DIRECTIVE
Look through the listing and locate every line containing the word "name"; copy those lines.

Extracted records
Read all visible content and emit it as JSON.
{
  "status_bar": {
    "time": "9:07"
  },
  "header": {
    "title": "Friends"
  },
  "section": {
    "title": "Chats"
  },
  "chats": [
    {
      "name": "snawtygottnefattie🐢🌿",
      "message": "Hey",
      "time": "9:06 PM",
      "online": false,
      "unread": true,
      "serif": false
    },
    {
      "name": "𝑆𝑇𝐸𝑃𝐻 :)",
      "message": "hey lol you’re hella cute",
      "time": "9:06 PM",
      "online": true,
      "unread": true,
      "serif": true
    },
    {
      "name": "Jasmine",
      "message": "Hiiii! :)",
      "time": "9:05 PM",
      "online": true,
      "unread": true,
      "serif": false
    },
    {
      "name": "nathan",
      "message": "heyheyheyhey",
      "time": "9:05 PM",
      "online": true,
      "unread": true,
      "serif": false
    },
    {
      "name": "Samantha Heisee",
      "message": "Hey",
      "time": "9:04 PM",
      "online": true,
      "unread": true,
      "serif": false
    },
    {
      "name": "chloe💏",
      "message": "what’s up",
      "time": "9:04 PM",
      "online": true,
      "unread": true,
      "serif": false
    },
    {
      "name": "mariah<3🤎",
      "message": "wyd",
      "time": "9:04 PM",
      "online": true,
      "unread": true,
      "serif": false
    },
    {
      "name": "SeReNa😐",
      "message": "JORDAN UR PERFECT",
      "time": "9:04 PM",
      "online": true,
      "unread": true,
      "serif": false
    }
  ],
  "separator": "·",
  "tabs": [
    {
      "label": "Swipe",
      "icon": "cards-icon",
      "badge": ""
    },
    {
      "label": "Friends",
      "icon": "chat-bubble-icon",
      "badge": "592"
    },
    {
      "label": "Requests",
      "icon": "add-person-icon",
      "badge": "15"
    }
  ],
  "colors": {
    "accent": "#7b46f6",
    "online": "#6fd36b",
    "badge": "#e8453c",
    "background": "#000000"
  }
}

EXERCISE ANSWER
      "name": "snawtygottnefattie🐢🌿",
      "name": "𝑆𝑇𝐸𝑃𝐻 :)",
      "name": "Jasmine",
      "name": "nathan",
      "name": "Samantha Heisee",
      "name": "chloe💏",
      "name": "mariah<3🤎",
      "name": "SeReNa😐",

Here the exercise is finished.